=== Set problem ===
Extract the lines of the entries below word for word, starting at the very first line and ending with the line that contains "The stator coil element 5B is at (228, 130).", both included.

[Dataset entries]
-- START --

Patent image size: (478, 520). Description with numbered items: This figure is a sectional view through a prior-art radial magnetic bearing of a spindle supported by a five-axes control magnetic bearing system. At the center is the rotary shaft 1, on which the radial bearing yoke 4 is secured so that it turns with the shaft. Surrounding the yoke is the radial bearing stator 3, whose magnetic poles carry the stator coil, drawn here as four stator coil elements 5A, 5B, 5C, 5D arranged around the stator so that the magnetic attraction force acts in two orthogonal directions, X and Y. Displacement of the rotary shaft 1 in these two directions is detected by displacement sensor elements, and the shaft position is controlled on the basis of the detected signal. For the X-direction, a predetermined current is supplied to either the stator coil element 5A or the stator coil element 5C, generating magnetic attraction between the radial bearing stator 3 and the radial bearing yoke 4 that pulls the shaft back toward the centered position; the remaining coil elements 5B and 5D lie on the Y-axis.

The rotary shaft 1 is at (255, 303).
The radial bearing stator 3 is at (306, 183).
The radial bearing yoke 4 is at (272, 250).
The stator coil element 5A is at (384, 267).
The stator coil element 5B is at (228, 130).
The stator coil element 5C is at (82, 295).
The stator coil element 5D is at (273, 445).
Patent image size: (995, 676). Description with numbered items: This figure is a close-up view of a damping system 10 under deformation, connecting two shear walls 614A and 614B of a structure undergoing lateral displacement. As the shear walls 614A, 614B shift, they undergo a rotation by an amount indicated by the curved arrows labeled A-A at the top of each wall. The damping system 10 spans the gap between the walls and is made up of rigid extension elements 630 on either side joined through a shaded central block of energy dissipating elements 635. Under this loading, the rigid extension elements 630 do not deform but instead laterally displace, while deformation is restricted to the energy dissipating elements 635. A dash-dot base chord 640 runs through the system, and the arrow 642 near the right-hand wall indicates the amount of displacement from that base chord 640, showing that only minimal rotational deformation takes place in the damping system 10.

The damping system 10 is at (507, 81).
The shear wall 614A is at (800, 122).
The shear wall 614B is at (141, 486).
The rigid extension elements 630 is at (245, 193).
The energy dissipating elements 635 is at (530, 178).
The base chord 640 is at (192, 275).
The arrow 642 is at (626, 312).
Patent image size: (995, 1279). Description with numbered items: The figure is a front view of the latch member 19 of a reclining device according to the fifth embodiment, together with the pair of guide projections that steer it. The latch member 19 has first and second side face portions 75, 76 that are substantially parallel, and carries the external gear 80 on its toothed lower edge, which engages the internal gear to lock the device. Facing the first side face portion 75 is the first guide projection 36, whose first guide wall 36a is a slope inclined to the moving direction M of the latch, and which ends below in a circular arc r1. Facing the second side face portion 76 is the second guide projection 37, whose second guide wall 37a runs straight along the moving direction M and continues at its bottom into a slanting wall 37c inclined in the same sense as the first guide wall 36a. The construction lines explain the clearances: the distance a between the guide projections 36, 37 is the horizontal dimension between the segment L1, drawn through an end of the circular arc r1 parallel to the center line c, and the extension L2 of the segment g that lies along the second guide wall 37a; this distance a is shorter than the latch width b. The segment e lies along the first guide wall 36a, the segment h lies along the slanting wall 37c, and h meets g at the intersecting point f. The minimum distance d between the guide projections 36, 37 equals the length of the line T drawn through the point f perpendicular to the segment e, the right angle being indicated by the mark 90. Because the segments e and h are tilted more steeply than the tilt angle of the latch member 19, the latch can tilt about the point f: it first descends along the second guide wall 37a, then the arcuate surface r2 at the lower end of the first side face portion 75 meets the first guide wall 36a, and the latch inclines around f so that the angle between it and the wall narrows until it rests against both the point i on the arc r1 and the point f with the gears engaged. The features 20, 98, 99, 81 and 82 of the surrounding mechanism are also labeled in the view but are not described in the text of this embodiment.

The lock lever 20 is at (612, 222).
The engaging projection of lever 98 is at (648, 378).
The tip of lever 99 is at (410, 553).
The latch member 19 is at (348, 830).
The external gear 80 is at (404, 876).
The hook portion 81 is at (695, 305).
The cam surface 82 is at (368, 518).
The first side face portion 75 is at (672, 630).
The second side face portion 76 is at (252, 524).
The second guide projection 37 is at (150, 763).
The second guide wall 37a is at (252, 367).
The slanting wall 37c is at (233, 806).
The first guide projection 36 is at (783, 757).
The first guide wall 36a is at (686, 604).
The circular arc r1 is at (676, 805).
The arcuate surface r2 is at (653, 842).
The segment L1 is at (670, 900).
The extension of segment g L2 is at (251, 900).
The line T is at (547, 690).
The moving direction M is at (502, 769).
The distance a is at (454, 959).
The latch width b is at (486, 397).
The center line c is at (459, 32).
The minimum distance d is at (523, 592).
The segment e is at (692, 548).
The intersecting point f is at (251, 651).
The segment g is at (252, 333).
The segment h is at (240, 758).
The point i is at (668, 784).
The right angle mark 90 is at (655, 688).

-- END --

=== In response ===
Patent image size: (478, 520). Description with numbered items: This figure is a sectional view through a prior-art radial magnetic bearing of a spindle supported by a five-axes control magnetic bearing system. At the center is the rotary shaft 1, on which the radial bearing yoke 4 is secured so that it turns with the shaft. Surrounding the yoke is the radial bearing stator 3, whose magnetic poles carry the stator coil, drawn here as four stator coil elements 5A, 5B, 5C, 5D arranged around the stator so that the magnetic attraction force acts in two orthogonal directions, X and Y. Displacement of the rotary shaft 1 in these two directions is detected by displacement sensor elements, and the shaft position is controlled on the basis of the detected signal. For the X-direction, a predetermined current is supplied to either the stator coil element 5A or the stator coil element 5C, generating magnetic attraction between the radial bearing stator 3 and the radial bearing yoke 4 that pulls the shaft back toward the centered position; the remaining coil elements 5B and 5D lie on the Y-axis.

The rotary shaft 1 is at (255, 303).
The radial bearing stator 3 is at (306, 183).
The radial bearing yoke 4 is at (272, 250).
The stator coil element 5A is at (384, 267).
The stator coil element 5B is at (228, 130).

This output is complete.